__WHAT IS REQUIRED__:
Copy every one of the lines below word for word, changing nothing.

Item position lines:
** begin **

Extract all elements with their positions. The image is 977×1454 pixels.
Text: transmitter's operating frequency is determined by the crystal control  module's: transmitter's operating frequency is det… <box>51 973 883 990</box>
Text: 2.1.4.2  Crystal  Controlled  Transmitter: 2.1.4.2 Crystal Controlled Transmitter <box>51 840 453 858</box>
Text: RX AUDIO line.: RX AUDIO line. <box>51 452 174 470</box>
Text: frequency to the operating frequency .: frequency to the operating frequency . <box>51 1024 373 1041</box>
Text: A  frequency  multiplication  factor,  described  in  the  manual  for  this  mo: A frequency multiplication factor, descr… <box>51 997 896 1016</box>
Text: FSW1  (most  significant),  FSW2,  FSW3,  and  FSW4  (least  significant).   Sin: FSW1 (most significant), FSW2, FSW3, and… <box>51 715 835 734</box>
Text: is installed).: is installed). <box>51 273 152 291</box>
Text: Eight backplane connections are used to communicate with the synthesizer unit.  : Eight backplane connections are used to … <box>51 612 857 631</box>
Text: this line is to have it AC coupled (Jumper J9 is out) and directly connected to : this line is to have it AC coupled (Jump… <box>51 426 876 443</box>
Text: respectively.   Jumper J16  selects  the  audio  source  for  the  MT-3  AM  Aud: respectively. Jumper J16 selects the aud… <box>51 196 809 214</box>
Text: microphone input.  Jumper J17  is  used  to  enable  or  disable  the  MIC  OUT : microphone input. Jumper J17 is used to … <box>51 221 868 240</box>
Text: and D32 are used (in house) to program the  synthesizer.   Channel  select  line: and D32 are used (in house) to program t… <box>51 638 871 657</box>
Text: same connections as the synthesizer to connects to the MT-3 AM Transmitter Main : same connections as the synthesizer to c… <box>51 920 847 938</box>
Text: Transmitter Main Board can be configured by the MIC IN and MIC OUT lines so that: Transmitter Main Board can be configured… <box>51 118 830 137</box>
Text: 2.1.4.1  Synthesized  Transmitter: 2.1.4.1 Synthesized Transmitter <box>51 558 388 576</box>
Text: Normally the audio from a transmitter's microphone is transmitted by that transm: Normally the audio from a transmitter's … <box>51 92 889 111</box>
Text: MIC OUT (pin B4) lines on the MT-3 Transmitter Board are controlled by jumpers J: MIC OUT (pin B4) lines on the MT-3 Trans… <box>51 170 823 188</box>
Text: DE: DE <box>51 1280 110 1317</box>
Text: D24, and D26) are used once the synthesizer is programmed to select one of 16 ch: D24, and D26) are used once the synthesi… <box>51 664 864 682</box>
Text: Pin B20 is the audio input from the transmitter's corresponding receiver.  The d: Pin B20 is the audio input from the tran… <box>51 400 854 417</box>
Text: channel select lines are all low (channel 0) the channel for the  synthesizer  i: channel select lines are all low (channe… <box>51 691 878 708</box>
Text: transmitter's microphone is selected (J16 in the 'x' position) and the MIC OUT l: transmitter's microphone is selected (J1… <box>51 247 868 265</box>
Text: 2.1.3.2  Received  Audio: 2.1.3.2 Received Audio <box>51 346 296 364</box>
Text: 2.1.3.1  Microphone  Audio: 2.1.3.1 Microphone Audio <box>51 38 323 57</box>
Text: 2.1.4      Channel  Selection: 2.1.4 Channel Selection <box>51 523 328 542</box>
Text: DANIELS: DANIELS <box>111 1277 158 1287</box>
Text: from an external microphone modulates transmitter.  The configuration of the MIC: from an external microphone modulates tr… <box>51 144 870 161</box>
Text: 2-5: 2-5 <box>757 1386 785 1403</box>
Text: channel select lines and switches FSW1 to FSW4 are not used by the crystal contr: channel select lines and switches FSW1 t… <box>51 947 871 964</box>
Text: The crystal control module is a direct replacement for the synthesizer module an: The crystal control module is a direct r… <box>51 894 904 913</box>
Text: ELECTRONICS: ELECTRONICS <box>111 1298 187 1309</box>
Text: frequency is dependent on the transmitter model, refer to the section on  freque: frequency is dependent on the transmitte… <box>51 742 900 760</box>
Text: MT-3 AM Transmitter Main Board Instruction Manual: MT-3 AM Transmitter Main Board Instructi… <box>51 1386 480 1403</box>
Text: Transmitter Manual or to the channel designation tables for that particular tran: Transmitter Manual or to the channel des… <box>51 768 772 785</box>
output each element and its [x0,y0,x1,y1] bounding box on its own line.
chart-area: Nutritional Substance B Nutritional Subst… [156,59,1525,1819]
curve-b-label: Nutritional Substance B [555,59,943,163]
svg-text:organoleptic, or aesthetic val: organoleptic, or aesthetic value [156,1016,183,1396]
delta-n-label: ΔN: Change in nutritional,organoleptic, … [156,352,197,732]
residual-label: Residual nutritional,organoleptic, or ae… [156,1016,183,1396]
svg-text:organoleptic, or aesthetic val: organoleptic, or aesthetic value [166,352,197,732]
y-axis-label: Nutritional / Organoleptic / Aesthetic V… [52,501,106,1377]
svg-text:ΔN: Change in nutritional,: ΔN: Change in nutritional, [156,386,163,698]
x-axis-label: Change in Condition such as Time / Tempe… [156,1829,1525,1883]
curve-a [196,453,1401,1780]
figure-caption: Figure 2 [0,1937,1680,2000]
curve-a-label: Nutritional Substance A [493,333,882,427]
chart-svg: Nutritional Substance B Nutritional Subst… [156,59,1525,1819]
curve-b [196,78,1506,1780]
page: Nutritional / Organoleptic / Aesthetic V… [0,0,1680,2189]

** end **

__SOLUTION TO THE PROBLEM__:
Extract all elements with their positions. The image is 977×1454 pixels.
Text: transmitter's operating frequency is determined by the crystal control  module's: transmitter's operating frequency is det… <box>51 973 883 990</box>
Text: 2.1.4.2  Crystal  Controlled  Transmitter: 2.1.4.2 Crystal Controlled Transmitter <box>51 840 453 858</box>
Text: RX AUDIO line.: RX AUDIO line. <box>51 452 174 470</box>
Text: frequency to the operating frequency .: frequency to the operating frequency . <box>51 1024 373 1041</box>
Text: A  frequency  multiplication  factor,  described  in  the  manual  for  this  mo: A frequency multiplication factor, descr… <box>51 997 896 1016</box>
Text: FSW1  (most  significant),  FSW2,  FSW3,  and  FSW4  (least  significant).   Sin: FSW1 (most significant), FSW2, FSW3, and… <box>51 715 835 734</box>
Text: is installed).: is installed). <box>51 273 152 291</box>
Text: Eight backplane connections are used to communicate with the synthesizer unit.  : Eight backplane connections are used to … <box>51 612 857 631</box>
Text: this line is to have it AC coupled (Jumper J9 is out) and directly connected to : this line is to have it AC coupled (Jump… <box>51 426 876 443</box>
Text: respectively.   Jumper J16  selects  the  audio  source  for  the  MT-3  AM  Aud: respectively. Jumper J16 selects the aud… <box>51 196 809 214</box>
Text: microphone input.  Jumper J17  is  used  to  enable  or  disable  the  MIC  OUT : microphone input. Jumper J17 is used to … <box>51 221 868 240</box>
Text: and D32 are used (in house) to program the  synthesizer.   Channel  select  line: and D32 are used (in house) to program t… <box>51 638 871 657</box>
Text: same connections as the synthesizer to connects to the MT-3 AM Transmitter Main : same connections as the synthesizer to c… <box>51 920 847 938</box>
Text: Transmitter Main Board can be configured by the MIC IN and MIC OUT lines so that: Transmitter Main Board can be configured… <box>51 118 830 137</box>
Text: 2.1.4.1  Synthesized  Transmitter: 2.1.4.1 Synthesized Transmitter <box>51 558 388 576</box>
Text: Normally the audio from a transmitter's microphone is transmitted by that transm: Normally the audio from a transmitter's … <box>51 92 889 111</box>
Text: MIC OUT (pin B4) lines on the MT-3 Transmitter Board are controlled by jumpers J: MIC OUT (pin B4) lines on the MT-3 Trans… <box>51 170 823 188</box>
Text: DE: DE <box>51 1280 110 1317</box>
Text: D24, and D26) are used once the synthesizer is programmed to select one of 16 ch: D24, and D26) are used once the synthesi… <box>51 664 864 682</box>
Text: Pin B20 is the audio input from the transmitter's corresponding receiver.  The d: Pin B20 is the audio input from the tran… <box>51 400 854 417</box>
Text: channel select lines are all low (channel 0) the channel for the  synthesizer  i: channel select lines are all low (channe… <box>51 691 878 708</box>
Text: transmitter's microphone is selected (J16 in the 'x' position) and the MIC OUT l: transmitter's microphone is selected (J1… <box>51 247 868 265</box>
Text: 2.1.3.2  Received  Audio: 2.1.3.2 Received Audio <box>51 346 296 364</box>
Text: 2.1.3.1  Microphone  Audio: 2.1.3.1 Microphone Audio <box>51 38 323 57</box>
Text: 2.1.4      Channel  Selection: 2.1.4 Channel Selection <box>51 523 328 542</box>
Text: DANIELS: DANIELS <box>111 1277 158 1287</box>
Text: from an external microphone modulates transmitter.  The configuration of the MIC: from an external microphone modulates tr… <box>51 144 870 161</box>
Text: 2-5: 2-5 <box>757 1386 785 1403</box>
Text: channel select lines and switches FSW1 to FSW4 are not used by the crystal contr: channel select lines and switches FSW1 t… <box>51 947 871 964</box>
Text: The crystal control module is a direct replacement for the synthesizer module an: The crystal control module is a direct r… <box>51 894 904 913</box>
Text: ELECTRONICS: ELECTRONICS <box>111 1298 187 1309</box>
Text: frequency is dependent on the transmitter model, refer to the section on  freque: frequency is dependent on the transmitte… <box>51 742 900 760</box>
Text: MT-3 AM Transmitter Main Board Instruction Manual: MT-3 AM Transmitter Main Board Instructi… <box>51 1386 480 1403</box>
Text: Transmitter Manual or to the channel designation tables for that particular tran: Transmitter Manual or to the channel des… <box>51 768 772 785</box>
output each element and its [x0,y0,x1,y1] bounding box on its own line.
chart-area: Nutritional Substance B Nutritional Subst… [156,59,1525,1819]
curve-b-label: Nutritional Substance B [555,59,943,163]
svg-text:organoleptic, or aesthetic val: organoleptic, or aesthetic value [156,1016,183,1396]
delta-n-label: ΔN: Change in nutritional,organoleptic, … [156,352,197,732]
residual-label: Residual nutritional,organoleptic, or ae… [156,1016,183,1396]
svg-text:organoleptic, or aesthetic val: organoleptic, or aesthetic value [166,352,197,732]
y-axis-label: Nutritional / Organoleptic / Aesthetic V… [52,501,106,1377]
svg-text:ΔN: Change in nutritional,: ΔN: Change in nutritional, [156,386,163,698]
x-axis-label: Change in Condition such as Time / Tempe… [156,1829,1525,1883]
curve-a [196,453,1401,1780]
figure-caption: Figure 2 [0,1937,1680,2000]
curve-a-label: Nutritional Substance A [493,333,882,427]
chart-svg: Nutritional Substance B Nutritional Subst… [156,59,1525,1819]
curve-b [196,78,1506,1780]
page: Nutritional / Organoleptic / Aesthetic V… [0,0,1680,2189]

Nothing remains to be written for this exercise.